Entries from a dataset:

☆ ☆ ☆ ☆ ☆ ☆ ☆

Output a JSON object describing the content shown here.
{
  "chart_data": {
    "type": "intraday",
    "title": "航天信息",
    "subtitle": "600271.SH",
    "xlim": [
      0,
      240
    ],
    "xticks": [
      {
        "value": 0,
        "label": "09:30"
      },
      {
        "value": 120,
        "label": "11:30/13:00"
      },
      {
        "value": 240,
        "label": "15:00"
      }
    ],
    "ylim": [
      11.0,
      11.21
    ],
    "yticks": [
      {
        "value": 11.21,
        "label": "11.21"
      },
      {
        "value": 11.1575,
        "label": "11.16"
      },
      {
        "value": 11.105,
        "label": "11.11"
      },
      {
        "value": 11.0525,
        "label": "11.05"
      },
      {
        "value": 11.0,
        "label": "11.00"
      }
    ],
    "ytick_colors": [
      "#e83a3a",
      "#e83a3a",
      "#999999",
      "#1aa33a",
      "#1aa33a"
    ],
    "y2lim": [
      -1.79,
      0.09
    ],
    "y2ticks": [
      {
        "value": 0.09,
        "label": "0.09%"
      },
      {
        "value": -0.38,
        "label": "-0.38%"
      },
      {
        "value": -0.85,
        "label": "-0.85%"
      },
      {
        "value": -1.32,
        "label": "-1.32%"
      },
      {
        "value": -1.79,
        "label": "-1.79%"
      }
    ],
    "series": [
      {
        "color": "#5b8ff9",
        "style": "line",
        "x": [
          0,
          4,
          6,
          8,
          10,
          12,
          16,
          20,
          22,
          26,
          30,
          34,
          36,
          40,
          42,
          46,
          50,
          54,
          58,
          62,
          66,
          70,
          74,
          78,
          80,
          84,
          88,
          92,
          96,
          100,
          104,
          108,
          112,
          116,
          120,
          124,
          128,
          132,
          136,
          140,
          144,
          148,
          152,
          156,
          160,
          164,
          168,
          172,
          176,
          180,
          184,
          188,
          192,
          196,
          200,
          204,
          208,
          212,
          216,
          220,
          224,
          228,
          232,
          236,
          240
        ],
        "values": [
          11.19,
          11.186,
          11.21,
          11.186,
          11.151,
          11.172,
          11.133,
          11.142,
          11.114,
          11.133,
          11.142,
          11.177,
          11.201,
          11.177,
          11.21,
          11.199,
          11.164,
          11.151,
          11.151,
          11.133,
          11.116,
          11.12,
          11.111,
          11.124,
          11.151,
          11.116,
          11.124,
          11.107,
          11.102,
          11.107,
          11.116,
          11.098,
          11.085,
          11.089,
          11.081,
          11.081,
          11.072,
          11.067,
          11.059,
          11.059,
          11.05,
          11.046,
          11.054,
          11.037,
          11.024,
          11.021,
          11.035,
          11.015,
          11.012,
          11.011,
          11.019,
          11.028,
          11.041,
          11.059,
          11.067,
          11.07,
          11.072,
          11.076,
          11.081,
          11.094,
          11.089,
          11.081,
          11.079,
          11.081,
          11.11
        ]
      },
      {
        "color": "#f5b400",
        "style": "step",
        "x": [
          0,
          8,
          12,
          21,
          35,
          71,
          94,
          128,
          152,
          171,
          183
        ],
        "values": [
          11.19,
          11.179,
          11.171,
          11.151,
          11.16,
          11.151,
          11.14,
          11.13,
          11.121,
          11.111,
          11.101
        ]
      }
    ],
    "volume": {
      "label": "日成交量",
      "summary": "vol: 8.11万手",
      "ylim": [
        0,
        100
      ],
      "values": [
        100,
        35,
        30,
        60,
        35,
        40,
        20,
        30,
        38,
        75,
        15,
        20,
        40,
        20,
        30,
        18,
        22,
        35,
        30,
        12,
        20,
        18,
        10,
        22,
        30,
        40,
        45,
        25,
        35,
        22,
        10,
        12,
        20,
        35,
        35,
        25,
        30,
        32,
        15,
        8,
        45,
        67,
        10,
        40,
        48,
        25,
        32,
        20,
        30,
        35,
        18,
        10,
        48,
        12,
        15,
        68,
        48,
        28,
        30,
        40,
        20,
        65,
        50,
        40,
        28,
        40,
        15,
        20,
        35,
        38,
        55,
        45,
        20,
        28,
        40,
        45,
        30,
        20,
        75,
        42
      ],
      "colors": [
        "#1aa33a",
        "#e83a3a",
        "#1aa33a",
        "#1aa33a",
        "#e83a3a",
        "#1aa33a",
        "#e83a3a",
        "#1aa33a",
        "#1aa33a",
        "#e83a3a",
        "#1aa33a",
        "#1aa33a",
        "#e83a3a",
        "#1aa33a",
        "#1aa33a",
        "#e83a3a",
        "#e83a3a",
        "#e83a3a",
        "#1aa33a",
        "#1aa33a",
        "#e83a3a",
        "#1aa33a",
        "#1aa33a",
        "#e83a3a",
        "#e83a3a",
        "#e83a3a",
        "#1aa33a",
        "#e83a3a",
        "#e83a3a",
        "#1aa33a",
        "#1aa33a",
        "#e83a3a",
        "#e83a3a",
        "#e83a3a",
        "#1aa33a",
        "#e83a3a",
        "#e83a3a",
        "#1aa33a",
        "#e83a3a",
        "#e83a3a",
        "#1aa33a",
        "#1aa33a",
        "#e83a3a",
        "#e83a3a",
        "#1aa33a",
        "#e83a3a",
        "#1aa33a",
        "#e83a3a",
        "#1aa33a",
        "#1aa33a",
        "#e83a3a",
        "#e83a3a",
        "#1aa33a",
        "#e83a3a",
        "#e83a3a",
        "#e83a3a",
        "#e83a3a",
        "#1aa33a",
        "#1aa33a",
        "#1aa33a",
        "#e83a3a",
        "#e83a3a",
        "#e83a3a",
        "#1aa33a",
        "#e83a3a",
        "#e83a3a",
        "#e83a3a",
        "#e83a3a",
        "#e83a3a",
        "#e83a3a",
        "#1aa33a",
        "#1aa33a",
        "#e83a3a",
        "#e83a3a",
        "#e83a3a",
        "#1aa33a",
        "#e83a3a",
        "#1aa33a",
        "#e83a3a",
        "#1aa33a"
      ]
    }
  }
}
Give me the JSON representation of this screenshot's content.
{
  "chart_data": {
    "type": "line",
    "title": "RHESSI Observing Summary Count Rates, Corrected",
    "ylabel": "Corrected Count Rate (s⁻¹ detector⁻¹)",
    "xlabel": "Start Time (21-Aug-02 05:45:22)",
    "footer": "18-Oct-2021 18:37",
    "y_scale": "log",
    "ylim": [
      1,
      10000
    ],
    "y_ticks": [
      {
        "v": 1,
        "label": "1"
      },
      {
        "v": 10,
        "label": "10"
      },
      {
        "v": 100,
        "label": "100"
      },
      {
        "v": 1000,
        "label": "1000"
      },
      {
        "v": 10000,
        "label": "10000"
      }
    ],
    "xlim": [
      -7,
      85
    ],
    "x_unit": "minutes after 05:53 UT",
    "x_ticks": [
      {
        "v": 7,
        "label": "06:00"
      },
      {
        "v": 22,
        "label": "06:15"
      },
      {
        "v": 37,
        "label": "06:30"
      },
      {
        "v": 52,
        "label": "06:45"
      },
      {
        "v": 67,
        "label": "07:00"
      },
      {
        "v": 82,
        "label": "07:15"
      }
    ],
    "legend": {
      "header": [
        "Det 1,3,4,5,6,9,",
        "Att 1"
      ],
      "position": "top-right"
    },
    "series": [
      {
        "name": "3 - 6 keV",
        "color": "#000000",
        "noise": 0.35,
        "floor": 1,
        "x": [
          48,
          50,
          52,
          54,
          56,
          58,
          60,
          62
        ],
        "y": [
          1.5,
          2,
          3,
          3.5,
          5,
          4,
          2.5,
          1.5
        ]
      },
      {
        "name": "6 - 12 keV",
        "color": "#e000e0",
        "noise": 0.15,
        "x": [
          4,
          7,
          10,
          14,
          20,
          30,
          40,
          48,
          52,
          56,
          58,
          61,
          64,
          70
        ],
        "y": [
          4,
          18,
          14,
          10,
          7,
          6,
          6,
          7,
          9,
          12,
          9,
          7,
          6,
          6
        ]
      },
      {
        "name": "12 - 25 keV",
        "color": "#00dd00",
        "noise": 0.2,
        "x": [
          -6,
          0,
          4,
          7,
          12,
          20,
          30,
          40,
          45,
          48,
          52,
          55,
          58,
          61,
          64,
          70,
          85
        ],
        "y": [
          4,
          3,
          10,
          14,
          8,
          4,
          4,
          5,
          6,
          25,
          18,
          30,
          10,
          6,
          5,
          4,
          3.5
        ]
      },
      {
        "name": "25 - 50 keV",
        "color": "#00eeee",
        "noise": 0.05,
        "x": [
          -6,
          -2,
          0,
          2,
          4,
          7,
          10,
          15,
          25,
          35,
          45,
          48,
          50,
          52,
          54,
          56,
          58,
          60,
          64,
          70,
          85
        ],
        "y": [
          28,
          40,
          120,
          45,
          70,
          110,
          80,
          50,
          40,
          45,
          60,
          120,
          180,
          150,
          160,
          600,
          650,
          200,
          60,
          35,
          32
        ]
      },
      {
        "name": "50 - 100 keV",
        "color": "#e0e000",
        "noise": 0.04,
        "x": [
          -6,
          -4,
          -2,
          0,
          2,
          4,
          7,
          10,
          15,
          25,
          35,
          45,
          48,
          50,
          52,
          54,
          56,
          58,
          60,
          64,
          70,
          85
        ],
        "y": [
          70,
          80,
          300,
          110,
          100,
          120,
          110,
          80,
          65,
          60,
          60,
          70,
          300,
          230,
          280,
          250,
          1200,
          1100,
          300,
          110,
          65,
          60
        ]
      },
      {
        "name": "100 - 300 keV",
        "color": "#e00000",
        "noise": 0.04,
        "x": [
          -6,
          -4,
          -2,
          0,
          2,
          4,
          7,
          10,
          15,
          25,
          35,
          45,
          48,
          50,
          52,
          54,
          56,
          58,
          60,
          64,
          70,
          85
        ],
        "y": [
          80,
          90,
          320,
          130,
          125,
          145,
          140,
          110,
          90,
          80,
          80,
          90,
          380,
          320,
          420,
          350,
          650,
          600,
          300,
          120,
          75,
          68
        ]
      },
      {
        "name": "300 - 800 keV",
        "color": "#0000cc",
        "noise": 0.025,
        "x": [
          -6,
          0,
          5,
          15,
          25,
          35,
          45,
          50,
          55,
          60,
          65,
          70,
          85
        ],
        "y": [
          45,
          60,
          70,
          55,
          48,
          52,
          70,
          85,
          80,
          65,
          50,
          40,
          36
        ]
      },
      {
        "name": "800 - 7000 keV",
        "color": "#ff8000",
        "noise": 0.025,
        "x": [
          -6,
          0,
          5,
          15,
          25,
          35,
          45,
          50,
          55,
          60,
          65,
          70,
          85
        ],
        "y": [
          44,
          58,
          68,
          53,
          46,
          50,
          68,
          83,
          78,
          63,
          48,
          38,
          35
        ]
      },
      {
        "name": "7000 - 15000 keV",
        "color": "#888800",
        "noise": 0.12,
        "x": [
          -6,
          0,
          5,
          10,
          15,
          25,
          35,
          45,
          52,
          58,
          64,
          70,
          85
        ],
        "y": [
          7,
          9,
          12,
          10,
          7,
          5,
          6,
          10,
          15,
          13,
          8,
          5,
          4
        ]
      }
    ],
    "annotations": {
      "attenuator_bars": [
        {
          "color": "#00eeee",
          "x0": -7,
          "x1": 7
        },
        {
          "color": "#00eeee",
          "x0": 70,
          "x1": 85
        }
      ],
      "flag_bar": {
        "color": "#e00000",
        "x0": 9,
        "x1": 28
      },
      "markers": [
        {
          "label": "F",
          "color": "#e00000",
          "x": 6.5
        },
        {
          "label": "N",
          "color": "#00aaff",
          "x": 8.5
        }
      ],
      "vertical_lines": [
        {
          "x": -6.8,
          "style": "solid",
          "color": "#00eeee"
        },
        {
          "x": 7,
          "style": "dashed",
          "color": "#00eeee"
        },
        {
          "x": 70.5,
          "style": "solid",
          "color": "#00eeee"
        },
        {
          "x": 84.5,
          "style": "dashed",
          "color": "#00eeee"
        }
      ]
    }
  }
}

☆ ☆ ☆ ☆ ☆ ☆ ☆

● Brief: Pick out each line that holds the string "JSON".

● Solved exercise:
Output a JSON object describing the content shown here.
Give me the JSON representation of this screenshot's content.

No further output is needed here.